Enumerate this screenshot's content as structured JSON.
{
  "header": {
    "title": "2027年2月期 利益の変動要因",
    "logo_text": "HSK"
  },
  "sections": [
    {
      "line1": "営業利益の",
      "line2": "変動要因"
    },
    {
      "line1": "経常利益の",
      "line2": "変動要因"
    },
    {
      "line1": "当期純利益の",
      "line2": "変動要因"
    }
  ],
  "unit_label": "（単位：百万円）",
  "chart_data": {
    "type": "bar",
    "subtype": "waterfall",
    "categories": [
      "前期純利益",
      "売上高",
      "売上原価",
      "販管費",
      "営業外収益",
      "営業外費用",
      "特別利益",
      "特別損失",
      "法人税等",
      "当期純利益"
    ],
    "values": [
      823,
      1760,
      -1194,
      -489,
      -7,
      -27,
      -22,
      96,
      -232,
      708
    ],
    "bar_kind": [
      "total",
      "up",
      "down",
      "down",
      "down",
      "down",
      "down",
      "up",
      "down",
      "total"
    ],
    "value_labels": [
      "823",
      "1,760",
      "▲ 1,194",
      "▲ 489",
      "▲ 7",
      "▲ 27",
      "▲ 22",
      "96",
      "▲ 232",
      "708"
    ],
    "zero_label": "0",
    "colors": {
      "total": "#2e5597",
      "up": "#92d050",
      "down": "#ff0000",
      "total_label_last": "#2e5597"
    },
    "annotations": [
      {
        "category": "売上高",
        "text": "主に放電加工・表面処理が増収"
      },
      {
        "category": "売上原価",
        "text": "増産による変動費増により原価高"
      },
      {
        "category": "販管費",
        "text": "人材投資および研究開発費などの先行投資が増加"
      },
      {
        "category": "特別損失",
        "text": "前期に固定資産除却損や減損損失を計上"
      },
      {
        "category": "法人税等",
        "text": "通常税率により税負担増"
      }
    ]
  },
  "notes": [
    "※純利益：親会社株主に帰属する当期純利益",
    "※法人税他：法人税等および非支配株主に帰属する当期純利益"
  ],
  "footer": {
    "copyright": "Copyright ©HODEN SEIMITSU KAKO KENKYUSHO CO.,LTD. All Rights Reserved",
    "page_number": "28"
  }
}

**********

■ **WHAT THIS TASK INVOLVES**
Transcribe all of the entries without altering anything.

■ **ANSWER**
Enumerate this screenshot's content as structured JSON.
{
  "header": {
    "title": "2027年2月期 利益の変動要因",
    "logo_text": "HSK"
  },
  "sections": [
    {
      "line1": "営業利益の",
      "line2": "変動要因"
    },
    {
      "line1": "経常利益の",
      "line2": "変動要因"
    },
    {
      "line1": "当期純利益の",
      "line2": "変動要因"
    }
  ],
  "unit_label": "（単位：百万円）",
  "chart_data": {
    "type": "bar",
    "subtype": "waterfall",
    "categories": [
      "前期純利益",
      "売上高",
      "売上原価",
      "販管費",
      "営業外収益",
      "営業外費用",
      "特別利益",
      "特別損失",
      "法人税等",
      "当期純利益"
    ],
    "values": [
      823,
      1760,
      -1194,
      -489,
      -7,
      -27,
      -22,
      96,
      -232,
      708
    ],
    "bar_kind": [
      "total",
      "up",
      "down",
      "down",
      "down",
      "down",
      "down",
      "up",
      "down",
      "total"
    ],
    "value_labels": [
      "823",
      "1,760",
      "▲ 1,194",
      "▲ 489",
      "▲ 7",
      "▲ 27",
      "▲ 22",
      "96",
      "▲ 232",
      "708"
    ],
    "zero_label": "0",
    "colors": {
      "total": "#2e5597",
      "up": "#92d050",
      "down": "#ff0000",
      "total_label_last": "#2e5597"
    },
    "annotations": [
      {
        "category": "売上高",
        "text": "主に放電加工・表面処理が増収"
      },
      {
        "category": "売上原価",
        "text": "増産による変動費増により原価高"
      },
      {
        "category": "販管費",
        "text": "人材投資および研究開発費などの先行投資が増加"
      },
      {
        "category": "特別損失",
        "text": "前期に固定資産除却損や減損損失を計上"
      },
      {
        "category": "法人税等",
        "text": "通常税率により税負担増"
      }
    ]
  },
  "notes": [
    "※純利益：親会社株主に帰属する当期純利益",
    "※法人税他：法人税等および非支配株主に帰属する当期純利益"
  ],
  "footer": {
    "copyright": "Copyright ©HODEN SEIMITSU KAKO KENKYUSHO CO.,LTD. All Rights Reserved",
    "page_number": "28"
  }
}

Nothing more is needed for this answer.